Aim of the task
Quote the data below in full, please, without altering anything.

Figure collection entries
== Segment start ==
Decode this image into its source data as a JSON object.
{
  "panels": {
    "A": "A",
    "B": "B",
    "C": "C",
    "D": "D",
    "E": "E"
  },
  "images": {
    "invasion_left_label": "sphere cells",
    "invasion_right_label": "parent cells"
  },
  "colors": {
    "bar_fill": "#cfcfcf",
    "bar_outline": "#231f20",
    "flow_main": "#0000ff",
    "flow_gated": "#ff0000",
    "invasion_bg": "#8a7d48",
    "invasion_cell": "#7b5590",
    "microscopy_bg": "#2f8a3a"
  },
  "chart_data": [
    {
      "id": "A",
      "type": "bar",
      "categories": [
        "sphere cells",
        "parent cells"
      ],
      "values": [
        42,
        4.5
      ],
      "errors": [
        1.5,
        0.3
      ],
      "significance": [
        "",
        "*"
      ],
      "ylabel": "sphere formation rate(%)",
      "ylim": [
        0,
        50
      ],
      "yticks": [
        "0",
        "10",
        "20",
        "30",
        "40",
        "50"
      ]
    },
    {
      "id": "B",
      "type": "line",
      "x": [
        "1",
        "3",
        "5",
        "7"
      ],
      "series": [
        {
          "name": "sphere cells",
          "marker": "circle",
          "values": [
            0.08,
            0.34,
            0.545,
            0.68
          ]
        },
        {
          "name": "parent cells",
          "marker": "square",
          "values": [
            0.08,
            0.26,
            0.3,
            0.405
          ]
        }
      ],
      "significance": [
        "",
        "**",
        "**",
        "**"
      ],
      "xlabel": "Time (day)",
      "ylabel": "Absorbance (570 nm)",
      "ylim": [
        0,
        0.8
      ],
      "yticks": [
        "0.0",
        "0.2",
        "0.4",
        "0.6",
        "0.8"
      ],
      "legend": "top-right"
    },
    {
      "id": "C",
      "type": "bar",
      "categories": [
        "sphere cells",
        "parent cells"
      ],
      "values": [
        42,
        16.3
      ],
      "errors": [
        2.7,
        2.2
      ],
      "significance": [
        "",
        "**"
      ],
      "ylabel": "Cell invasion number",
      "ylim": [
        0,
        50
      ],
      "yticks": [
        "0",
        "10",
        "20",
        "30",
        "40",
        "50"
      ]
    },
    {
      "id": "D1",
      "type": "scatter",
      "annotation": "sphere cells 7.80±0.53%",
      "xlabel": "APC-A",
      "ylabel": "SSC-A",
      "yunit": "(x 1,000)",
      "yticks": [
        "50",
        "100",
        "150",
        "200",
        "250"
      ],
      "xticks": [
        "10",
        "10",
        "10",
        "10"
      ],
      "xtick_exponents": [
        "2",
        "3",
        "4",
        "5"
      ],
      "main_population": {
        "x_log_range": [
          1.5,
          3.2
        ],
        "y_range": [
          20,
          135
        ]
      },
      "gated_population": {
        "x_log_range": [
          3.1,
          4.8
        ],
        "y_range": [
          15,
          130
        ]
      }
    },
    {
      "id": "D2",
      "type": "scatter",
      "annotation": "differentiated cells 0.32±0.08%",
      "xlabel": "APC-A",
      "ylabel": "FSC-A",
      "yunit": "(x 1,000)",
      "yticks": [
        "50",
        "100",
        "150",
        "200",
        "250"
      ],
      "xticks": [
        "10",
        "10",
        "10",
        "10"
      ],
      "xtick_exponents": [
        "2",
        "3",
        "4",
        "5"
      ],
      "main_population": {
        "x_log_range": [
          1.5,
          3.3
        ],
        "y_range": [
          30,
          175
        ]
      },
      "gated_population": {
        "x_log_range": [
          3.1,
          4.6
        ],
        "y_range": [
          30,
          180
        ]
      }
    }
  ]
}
== Segment end ==
Final answer
Decode this image into its source data as a JSON object.
{
  "panels": {
    "A": "A",
    "B": "B",
    "C": "C",
    "D": "D",
    "E": "E"
  },
  "images": {
    "invasion_left_label": "sphere cells",
    "invasion_right_label": "parent cells"
  },
  "colors": {
    "bar_fill": "#cfcfcf",
    "bar_outline": "#231f20",
    "flow_main": "#0000ff",
    "flow_gated": "#ff0000",
    "invasion_bg": "#8a7d48",
    "invasion_cell": "#7b5590",
    "microscopy_bg": "#2f8a3a"
  },
  "chart_data": [
    {
      "id": "A",
      "type": "bar",
      "categories": [
        "sphere cells",
        "parent cells"
      ],
      "values": [
        42,
        4.5
      ],
      "errors": [
        1.5,
        0.3
      ],
      "significance": [
        "",
        "*"
      ],
      "ylabel": "sphere formation rate(%)",
      "ylim": [
        0,
        50
      ],
      "yticks": [
        "0",
        "10",
        "20",
        "30",
        "40",
        "50"
      ]
    },
    {
      "id": "B",
      "type": "line",
      "x": [
        "1",
        "3",
        "5",
        "7"
      ],
      "series": [
        {
          "name": "sphere cells",
          "marker": "circle",
          "values": [
            0.08,
            0.34,
            0.545,
            0.68
          ]
        },
        {
          "name": "parent cells",
          "marker": "square",
          "values": [
            0.08,
            0.26,
            0.3,
            0.405
          ]
        }
      ],
      "significance": [
        "",
        "**",
        "**",
        "**"
      ],
      "xlabel": "Time (day)",
      "ylabel": "Absorbance (570 nm)",
      "ylim": [
        0,
        0.8
      ],
      "yticks": [
        "0.0",
        "0.2",
        "0.4",
        "0.6",
        "0.8"
      ],
      "legend": "top-right"
    },
    {
      "id": "C",
      "type": "bar",
      "categories": [
        "sphere cells",
        "parent cells"
      ],
      "values": [
        42,
        16.3
      ],
      "errors": [
        2.7,
        2.2
      ],
      "significance": [
        "",
        "**"
      ],
      "ylabel": "Cell invasion number",
      "ylim": [
        0,
        50
      ],
      "yticks": [
        "0",
        "10",
        "20",
        "30",
        "40",
        "50"
      ]
    },
    {
      "id": "D1",
      "type": "scatter",
      "annotation": "sphere cells 7.80±0.53%",
      "xlabel": "APC-A",
      "ylabel": "SSC-A",
      "yunit": "(x 1,000)",
      "yticks": [
        "50",
        "100",
        "150",
        "200",
        "250"
      ],
      "xticks": [
        "10",
        "10",
        "10",
        "10"
      ],
      "xtick_exponents": [
        "2",
        "3",
        "4",
        "5"
      ],
      "main_population": {
        "x_log_range": [
          1.5,
          3.2
        ],
        "y_range": [
          20,
          135
        ]
      },
      "gated_population": {
        "x_log_range": [
          3.1,
          4.8
        ],
        "y_range": [
          15,
          130
        ]
      }
    },
    {
      "id": "D2",
      "type": "scatter",
      "annotation": "differentiated cells 0.32±0.08%",
      "xlabel": "APC-A",
      "ylabel": "FSC-A",
      "yunit": "(x 1,000)",
      "yticks": [
        "50",
        "100",
        "150",
        "200",
        "250"
      ],
      "xticks": [
        "10",
        "10",
        "10",
        "10"
      ],
      "xtick_exponents": [
        "2",
        "3",
        "4",
        "5"
      ],
      "main_population": {
        "x_log_range": [
          1.5,
          3.3
        ],
        "y_range": [
          30,
          175
        ]
      },
      "gated_population": {
        "x_log_range": [
          3.1,
          4.6
        ],
        "y_range": [
          30,
          180
        ]
      }
    }
  ]
}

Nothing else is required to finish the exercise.